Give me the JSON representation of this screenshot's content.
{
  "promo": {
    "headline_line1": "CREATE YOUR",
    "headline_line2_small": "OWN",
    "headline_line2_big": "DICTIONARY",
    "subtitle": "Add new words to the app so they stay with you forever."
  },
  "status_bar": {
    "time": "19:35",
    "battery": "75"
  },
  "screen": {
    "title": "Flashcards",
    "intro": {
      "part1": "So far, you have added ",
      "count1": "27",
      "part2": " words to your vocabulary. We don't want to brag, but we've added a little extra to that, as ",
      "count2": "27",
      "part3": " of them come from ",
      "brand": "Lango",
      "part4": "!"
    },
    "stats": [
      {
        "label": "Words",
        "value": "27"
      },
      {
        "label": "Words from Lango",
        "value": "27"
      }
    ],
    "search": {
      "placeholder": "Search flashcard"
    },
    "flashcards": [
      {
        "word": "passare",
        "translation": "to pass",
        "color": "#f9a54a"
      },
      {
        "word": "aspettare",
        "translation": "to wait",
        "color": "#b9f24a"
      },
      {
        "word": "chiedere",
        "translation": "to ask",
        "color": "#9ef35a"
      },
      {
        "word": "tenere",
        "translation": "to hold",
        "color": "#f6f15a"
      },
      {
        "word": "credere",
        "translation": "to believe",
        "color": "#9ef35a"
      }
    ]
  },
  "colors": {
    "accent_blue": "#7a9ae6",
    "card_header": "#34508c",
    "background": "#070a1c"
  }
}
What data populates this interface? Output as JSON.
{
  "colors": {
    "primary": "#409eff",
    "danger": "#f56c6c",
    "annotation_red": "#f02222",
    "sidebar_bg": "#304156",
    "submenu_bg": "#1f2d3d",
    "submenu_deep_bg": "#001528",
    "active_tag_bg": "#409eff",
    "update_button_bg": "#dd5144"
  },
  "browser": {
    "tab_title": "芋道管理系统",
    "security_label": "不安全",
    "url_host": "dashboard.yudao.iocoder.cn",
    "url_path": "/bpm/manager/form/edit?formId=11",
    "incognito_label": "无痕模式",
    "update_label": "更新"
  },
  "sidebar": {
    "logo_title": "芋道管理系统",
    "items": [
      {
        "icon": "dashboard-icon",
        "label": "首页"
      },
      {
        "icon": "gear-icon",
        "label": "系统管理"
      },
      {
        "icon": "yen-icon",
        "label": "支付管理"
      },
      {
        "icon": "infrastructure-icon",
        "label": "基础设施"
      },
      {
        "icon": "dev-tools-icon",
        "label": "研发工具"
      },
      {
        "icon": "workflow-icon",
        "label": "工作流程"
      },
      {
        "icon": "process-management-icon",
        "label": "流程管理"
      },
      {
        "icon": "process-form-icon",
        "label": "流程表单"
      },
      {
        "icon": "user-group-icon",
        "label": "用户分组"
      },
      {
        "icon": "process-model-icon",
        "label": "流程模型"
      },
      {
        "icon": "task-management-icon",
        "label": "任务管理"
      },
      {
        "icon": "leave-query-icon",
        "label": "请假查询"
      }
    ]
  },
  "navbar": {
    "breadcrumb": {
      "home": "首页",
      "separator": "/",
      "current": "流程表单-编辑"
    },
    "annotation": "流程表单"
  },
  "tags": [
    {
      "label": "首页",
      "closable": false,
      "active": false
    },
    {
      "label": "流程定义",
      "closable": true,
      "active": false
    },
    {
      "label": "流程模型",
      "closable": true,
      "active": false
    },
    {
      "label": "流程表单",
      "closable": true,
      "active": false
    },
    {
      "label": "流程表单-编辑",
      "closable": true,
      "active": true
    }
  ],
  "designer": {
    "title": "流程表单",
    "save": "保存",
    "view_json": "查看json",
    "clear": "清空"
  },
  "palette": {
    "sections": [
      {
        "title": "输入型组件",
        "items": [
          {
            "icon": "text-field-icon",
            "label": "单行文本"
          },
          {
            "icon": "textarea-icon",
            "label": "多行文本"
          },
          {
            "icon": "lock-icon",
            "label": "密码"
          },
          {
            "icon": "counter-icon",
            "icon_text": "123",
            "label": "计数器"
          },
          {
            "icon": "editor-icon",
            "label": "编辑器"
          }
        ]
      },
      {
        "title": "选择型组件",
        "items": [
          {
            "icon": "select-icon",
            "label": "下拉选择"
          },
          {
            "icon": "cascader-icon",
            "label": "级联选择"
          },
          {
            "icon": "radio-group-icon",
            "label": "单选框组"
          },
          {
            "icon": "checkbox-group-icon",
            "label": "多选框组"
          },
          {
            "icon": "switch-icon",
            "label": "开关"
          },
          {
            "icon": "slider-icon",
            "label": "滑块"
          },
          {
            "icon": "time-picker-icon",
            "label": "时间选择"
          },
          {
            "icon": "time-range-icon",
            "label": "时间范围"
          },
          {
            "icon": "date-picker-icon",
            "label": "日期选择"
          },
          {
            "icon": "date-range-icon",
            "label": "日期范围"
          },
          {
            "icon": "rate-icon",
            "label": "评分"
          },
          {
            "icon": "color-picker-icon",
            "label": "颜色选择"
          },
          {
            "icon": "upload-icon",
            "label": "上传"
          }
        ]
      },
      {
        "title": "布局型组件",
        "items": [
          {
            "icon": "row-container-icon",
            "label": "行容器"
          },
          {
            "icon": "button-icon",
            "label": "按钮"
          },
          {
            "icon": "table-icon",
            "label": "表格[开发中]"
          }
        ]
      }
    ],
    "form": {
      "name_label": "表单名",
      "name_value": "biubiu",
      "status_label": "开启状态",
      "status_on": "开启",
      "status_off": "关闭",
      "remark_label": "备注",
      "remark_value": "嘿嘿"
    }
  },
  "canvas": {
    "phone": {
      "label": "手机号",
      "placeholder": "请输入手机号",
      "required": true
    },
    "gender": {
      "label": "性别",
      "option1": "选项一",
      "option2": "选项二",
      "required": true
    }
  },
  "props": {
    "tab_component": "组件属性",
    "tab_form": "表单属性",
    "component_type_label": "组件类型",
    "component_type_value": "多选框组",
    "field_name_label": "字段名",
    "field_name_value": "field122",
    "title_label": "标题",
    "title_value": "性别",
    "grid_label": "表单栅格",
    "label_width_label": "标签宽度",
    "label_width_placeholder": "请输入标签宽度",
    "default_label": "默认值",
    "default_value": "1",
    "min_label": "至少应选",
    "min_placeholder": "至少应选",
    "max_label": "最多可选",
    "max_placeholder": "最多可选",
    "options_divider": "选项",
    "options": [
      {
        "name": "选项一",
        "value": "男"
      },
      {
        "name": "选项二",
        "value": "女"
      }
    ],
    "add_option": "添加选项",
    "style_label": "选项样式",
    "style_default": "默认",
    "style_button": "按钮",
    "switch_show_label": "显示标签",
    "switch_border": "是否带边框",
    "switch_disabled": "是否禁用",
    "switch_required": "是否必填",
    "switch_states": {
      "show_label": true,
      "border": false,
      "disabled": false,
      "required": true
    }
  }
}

→ **GIVEN REQUEST**:
Filter the data, keeping only the lines that contain "process".

→ **EXERCISE ANSWER**:
        "icon": "process-management-icon",
        "icon": "process-form-icon",
        "icon": "process-model-icon",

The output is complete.